TASK PROMPT =
The records below must be written out exactly, with every picture left behind.

*****

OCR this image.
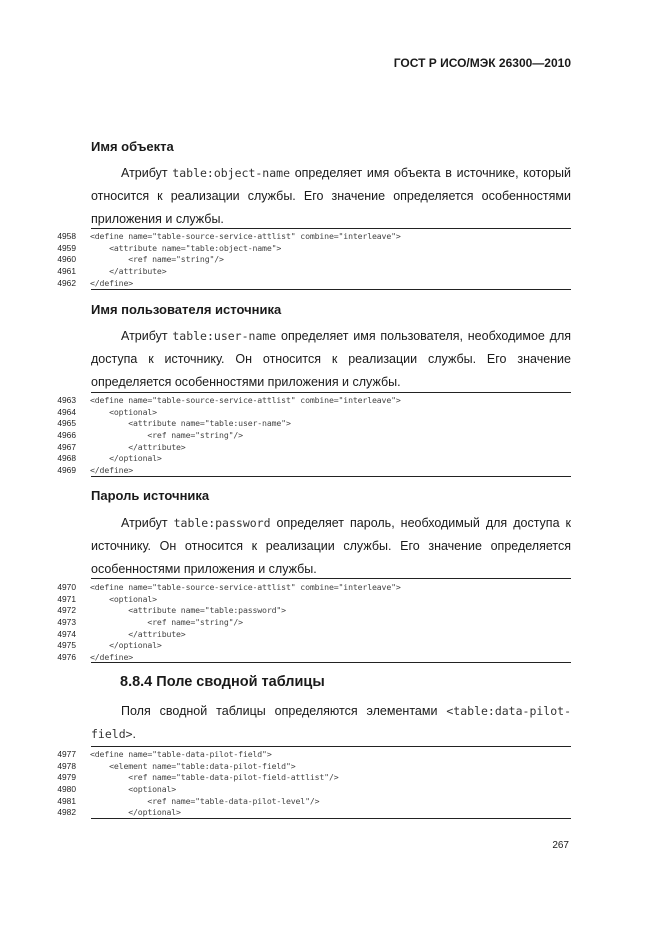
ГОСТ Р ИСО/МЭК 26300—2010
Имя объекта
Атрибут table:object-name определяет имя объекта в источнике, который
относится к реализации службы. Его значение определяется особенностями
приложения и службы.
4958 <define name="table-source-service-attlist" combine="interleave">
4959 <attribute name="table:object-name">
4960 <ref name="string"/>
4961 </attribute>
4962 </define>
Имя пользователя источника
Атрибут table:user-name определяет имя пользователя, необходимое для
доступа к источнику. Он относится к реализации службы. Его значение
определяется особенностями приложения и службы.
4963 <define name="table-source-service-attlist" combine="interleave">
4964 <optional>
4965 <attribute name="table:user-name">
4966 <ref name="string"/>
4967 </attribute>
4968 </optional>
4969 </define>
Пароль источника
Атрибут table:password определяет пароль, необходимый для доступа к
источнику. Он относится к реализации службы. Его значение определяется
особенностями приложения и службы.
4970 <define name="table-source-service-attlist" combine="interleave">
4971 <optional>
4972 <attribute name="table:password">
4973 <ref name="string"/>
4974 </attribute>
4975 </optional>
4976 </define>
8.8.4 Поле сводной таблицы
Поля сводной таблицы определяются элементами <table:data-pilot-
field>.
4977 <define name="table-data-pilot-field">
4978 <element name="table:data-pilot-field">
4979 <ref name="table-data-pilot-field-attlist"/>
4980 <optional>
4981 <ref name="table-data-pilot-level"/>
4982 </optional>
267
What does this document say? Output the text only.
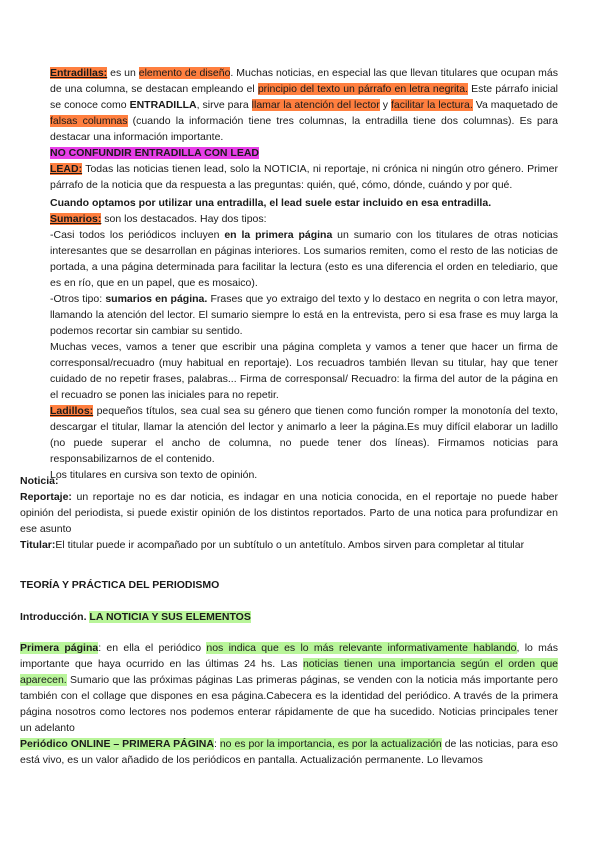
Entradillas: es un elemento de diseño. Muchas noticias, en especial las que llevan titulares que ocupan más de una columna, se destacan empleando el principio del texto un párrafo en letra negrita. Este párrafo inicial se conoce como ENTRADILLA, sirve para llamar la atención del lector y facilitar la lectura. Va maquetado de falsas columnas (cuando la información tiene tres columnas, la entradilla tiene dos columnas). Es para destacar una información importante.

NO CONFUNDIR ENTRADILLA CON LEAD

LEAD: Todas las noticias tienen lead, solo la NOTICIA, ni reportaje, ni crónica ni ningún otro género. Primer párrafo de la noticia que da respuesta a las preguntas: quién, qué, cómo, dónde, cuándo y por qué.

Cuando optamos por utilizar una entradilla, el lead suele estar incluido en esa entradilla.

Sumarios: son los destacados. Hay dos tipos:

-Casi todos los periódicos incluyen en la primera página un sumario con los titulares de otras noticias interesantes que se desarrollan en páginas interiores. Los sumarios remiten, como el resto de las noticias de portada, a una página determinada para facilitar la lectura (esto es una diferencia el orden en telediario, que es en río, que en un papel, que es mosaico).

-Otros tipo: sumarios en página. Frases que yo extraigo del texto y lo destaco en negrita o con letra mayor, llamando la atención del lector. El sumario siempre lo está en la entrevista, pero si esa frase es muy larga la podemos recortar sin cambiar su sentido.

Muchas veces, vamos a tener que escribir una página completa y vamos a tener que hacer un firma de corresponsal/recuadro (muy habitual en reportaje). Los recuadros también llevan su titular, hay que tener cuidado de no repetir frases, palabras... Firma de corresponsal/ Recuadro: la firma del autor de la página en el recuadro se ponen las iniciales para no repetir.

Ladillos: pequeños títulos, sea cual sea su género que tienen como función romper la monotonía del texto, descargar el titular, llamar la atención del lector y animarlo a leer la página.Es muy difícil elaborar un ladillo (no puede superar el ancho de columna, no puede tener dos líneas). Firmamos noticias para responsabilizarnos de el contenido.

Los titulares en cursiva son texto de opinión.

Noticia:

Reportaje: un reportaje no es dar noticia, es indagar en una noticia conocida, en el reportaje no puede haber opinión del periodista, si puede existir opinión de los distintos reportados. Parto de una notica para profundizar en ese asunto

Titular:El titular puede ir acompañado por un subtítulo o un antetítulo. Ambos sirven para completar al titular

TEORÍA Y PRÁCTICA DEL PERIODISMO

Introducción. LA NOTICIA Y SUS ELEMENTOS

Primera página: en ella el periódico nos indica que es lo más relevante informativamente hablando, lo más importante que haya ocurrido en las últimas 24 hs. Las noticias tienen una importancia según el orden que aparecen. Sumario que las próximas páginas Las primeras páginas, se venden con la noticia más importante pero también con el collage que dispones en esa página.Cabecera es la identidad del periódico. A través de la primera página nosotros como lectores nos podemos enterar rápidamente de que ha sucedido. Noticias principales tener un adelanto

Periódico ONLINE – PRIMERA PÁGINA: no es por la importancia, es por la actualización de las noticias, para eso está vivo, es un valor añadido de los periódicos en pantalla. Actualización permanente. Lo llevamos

*****

PROBLEM SOLUTION =
OCR this image.
ГОСТ Р ИСО/МЭК 26300—2010
Имя объекта
Атрибут table:object-name определяет имя объекта в источнике, который
относится к реализации службы. Его значение определяется особенностями
приложения и службы.
4958 <define name="table-source-service-attlist" combine="interleave">
4959 <attribute name="table:object-name">
4960 <ref name="string"/>
4961 </attribute>
4962 </define>
Имя пользователя источника
Атрибут table:user-name определяет имя пользователя, необходимое для
доступа к источнику. Он относится к реализации службы. Его значение
определяется особенностями приложения и службы.
4963 <define name="table-source-service-attlist" combine="interleave">
4964 <optional>
4965 <attribute name="table:user-name">
4966 <ref name="string"/>
4967 </attribute>
4968 </optional>
4969 </define>
Пароль источника
Атрибут table:password определяет пароль, необходимый для доступа к
источнику. Он относится к реализации службы. Его значение определяется
особенностями приложения и службы.
4970 <define name="table-source-service-attlist" combine="interleave">
4971 <optional>
4972 <attribute name="table:password">
4973 <ref name="string"/>
4974 </attribute>
4975 </optional>
4976 </define>
8.8.4 Поле сводной таблицы
Поля сводной таблицы определяются элементами <table:data-pilot-
field>.
4977 <define name="table-data-pilot-field">
4978 <element name="table:data-pilot-field">
4979 <ref name="table-data-pilot-field-attlist"/>
4980 <optional>
4981 <ref name="table-data-pilot-level"/>
4982 </optional>
267
What does this document say? Output the text only.
Entradillas: es un elemento de diseño. Muchas noticias, en especial las que llevan titulares que ocupan más de una columna, se destacan empleando el principio del texto un párrafo en letra negrita. Este párrafo inicial se conoce como ENTRADILLA, sirve para llamar la atención del lector y facilitar la lectura. Va maquetado de falsas columnas (cuando la información tiene tres columnas, la entradilla tiene dos columnas). Es para destacar una información importante.

NO CONFUNDIR ENTRADILLA CON LEAD

LEAD: Todas las noticias tienen lead, solo la NOTICIA, ni reportaje, ni crónica ni ningún otro género. Primer párrafo de la noticia que da respuesta a las preguntas: quién, qué, cómo, dónde, cuándo y por qué.

Cuando optamos por utilizar una entradilla, el lead suele estar incluido en esa entradilla.

Sumarios: son los destacados. Hay dos tipos:

-Casi todos los periódicos incluyen en la primera página un sumario con los titulares de otras noticias interesantes que se desarrollan en páginas interiores. Los sumarios remiten, como el resto de las noticias de portada, a una página determinada para facilitar la lectura (esto es una diferencia el orden en telediario, que es en río, que en un papel, que es mosaico).

-Otros tipo: sumarios en página. Frases que yo extraigo del texto y lo destaco en negrita o con letra mayor, llamando la atención del lector. El sumario siempre lo está en la entrevista, pero si esa frase es muy larga la podemos recortar sin cambiar su sentido.

Muchas veces, vamos a tener que escribir una página completa y vamos a tener que hacer un firma de corresponsal/recuadro (muy habitual en reportaje). Los recuadros también llevan su titular, hay que tener cuidado de no repetir frases, palabras... Firma de corresponsal/ Recuadro: la firma del autor de la página en el recuadro se ponen las iniciales para no repetir.

Ladillos: pequeños títulos, sea cual sea su género que tienen como función romper la monotonía del texto, descargar el titular, llamar la atención del lector y animarlo a leer la página.Es muy difícil elaborar un ladillo (no puede superar el ancho de columna, no puede tener dos líneas). Firmamos noticias para responsabilizarnos de el contenido.

Los titulares en cursiva son texto de opinión.

Noticia:

Reportaje: un reportaje no es dar noticia, es indagar en una noticia conocida, en el reportaje no puede haber opinión del periodista, si puede existir opinión de los distintos reportados. Parto de una notica para profundizar en ese asunto

Titular:El titular puede ir acompañado por un subtítulo o un antetítulo. Ambos sirven para completar al titular

TEORÍA Y PRÁCTICA DEL PERIODISMO

Introducción. LA NOTICIA Y SUS ELEMENTOS

Primera página: en ella el periódico nos indica que es lo más relevante informativamente hablando, lo más importante que haya ocurrido en las últimas 24 hs. Las noticias tienen una importancia según el orden que aparecen. Sumario que las próximas páginas Las primeras páginas, se venden con la noticia más importante pero también con el collage que dispones en esa página.Cabecera es la identidad del periódico. A través de la primera página nosotros como lectores nos podemos enterar rápidamente de que ha sucedido. Noticias principales tener un adelanto

Periódico ONLINE – PRIMERA PÁGINA: no es por la importancia, es por la actualización de las noticias, para eso está vivo, es un valor añadido de los periódicos en pantalla. Actualización permanente. Lo llevamos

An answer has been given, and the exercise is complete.